■ **Texto mostrado**
>>

De las dos cosas hubo: una bronca para el banderillero que, faenando con el primero, propició un volatín lesivo de un toro no sobrado de fuerzas y que llevaba ya encima dos rejones de castigo traseros; otra bronca sonora para el peón que quiso sujetar más de la cuenta en los medios al sexto mientras Leonardo Hernández cambiaba de montura; y, en fin, furiosas protestas en breve ráfaga cada vez que el presidente, en puro ejercicio de sentido común, impidió el abuso y dispendio de rejoncillos y arponcillos. Fue tarde de general desacierto en las clavadas y, desperdigadas las farpas cortas o largas por los lomos, algunos toros parecían acericos o meras dianas para tiradores sin puntería.

El mejor sentido del toreo clásico llevó la firma de Antonio Domecq, que supo fijar a un primer toro abanto y algo frío, y pasar no pocas veces sin clavar pero siempre toreando. Al lance. Y lucir su estilo impagable de jinete de alta escuela española, porque lo lleva en los genes. Antonio tuvo el detalle de poner un par a dos manos –el único de toda la tarde- a pesar de que el toro de Los Espartales embestía sesgado y al paso, sin apenas celo, ya vacío entonces. La cuadra se portó ricamente. Pero con sobriedad deliberada porque el toro no dio para fiesta.

<<

■ **Qué harás**
A: Transcribe del texto sobre la corrida de rejones el fragmento que comienza en "El mejor sentido" y termina en "dio para fiesta.".
B: Indica, según el texto sobre la corrida de rejones, qué hizo Antonio Domecq que no hizo nadie más en toda la tarde.

■ **Información proporcionada**

>>

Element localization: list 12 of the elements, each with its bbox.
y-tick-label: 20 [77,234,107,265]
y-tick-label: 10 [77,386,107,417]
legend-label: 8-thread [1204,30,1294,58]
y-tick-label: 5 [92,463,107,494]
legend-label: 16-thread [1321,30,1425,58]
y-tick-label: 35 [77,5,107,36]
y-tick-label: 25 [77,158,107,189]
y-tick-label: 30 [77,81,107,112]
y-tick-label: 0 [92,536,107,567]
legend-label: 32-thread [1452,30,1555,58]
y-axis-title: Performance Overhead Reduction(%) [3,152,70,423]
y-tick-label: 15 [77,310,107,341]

<<

■ **Respuestas del ejercicio**
A:
El mejor sentido del toreo clásico llevó la firma de Antonio Domecq, que supo fijar a un primer toro abanto y algo frío, y pasar no pocas veces sin clavar pero siempre toreando. Al lance. Y lucir su estilo impagable de jinete de alta escuela española, porque lo lleva en los genes. Antonio tuvo el detalle de poner un par a dos manos –el único de toda la tarde- a pesar de que el toro de Los Espartales embestía sesgado y al paso, sin apenas celo, ya vacío entonces. La cuadra se portó ricamente. Pero con sobriedad deliberada porque el toro no dio para fiesta.

B: Puso un par a dos manos.